## Given data
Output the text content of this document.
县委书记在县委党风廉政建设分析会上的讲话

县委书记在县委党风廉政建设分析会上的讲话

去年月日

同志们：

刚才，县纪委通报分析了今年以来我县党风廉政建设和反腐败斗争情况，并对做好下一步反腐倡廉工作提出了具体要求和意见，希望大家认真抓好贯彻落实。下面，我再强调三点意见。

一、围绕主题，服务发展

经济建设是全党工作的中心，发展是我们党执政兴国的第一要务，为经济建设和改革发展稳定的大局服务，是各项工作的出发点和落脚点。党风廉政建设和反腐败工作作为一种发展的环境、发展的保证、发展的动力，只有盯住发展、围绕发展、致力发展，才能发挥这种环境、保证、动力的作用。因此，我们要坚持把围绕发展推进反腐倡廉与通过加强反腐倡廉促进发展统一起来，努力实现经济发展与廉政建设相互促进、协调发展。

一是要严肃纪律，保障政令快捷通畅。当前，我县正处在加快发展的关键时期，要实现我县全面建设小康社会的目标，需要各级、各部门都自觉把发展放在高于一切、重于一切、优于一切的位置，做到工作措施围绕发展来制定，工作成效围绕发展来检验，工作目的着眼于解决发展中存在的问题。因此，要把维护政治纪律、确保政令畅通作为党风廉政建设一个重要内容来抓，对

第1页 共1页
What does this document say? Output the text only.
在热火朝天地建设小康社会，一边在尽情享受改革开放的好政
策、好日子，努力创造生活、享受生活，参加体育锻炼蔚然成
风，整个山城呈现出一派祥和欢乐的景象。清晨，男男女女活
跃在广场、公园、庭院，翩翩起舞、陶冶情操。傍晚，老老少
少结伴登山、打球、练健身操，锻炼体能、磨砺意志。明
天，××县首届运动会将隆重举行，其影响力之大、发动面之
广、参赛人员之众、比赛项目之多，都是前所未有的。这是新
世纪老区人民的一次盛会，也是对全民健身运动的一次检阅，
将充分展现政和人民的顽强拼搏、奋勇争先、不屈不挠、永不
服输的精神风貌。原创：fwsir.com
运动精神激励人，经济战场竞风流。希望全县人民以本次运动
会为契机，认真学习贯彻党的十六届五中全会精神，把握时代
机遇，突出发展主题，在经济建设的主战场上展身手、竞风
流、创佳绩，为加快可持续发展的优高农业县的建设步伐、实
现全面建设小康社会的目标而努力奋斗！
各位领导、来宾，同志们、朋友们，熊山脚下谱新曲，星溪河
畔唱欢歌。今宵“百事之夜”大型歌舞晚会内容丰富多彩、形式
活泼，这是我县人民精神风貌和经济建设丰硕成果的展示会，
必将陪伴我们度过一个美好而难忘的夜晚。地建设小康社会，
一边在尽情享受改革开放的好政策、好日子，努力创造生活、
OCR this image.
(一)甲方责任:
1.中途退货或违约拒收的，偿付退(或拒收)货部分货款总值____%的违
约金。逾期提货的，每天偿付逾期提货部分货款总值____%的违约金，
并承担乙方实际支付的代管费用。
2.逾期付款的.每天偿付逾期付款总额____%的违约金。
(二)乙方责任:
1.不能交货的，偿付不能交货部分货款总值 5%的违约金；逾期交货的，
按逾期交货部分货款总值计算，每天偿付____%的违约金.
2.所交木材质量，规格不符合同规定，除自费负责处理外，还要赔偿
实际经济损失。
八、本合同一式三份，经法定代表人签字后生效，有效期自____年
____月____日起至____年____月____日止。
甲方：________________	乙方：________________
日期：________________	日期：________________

## What you will do
Beginning at the line that holds "What does this", reproduce each line of the records above down to and including the last one.

## Correct result
What does this document say? Output the text only.
在热火朝天地建设小康社会，一边在尽情享受改革开放的好政
策、好日子，努力创造生活、享受生活，参加体育锻炼蔚然成
风，整个山城呈现出一派祥和欢乐的景象。清晨，男男女女活
跃在广场、公园、庭院，翩翩起舞、陶冶情操。傍晚，老老少
少结伴登山、打球、练健身操，锻炼体能、磨砺意志。明
天，××县首届运动会将隆重举行，其影响力之大、发动面之
广、参赛人员之众、比赛项目之多，都是前所未有的。这是新
世纪老区人民的一次盛会，也是对全民健身运动的一次检阅，
将充分展现政和人民的顽强拼搏、奋勇争先、不屈不挠、永不
服输的精神风貌。原创：fwsir.com
运动精神激励人，经济战场竞风流。希望全县人民以本次运动
会为契机，认真学习贯彻党的十六届五中全会精神，把握时代
机遇，突出发展主题，在经济建设的主战场上展身手、竞风
流、创佳绩，为加快可持续发展的优高农业县的建设步伐、实
现全面建设小康社会的目标而努力奋斗！
各位领导、来宾，同志们、朋友们，熊山脚下谱新曲，星溪河
畔唱欢歌。今宵“百事之夜”大型歌舞晚会内容丰富多彩、形式
活泼，这是我县人民精神风貌和经济建设丰硕成果的展示会，
必将陪伴我们度过一个美好而难忘的夜晚。地建设小康社会，
一边在尽情享受改革开放的好政策、好日子，努力创造生活、
OCR this image.
(一)甲方责任:
1.中途退货或违约拒收的，偿付退(或拒收)货部分货款总值____%的违
约金。逾期提货的，每天偿付逾期提货部分货款总值____%的违约金，
并承担乙方实际支付的代管费用。
2.逾期付款的.每天偿付逾期付款总额____%的违约金。
(二)乙方责任:
1.不能交货的，偿付不能交货部分货款总值 5%的违约金；逾期交货的，
按逾期交货部分货款总值计算，每天偿付____%的违约金.
2.所交木材质量，规格不符合同规定，除自费负责处理外，还要赔偿
实际经济损失。
八、本合同一式三份，经法定代表人签字后生效，有效期自____年
____月____日起至____年____月____日止。
甲方：________________	乙方：________________
日期：________________	日期：________________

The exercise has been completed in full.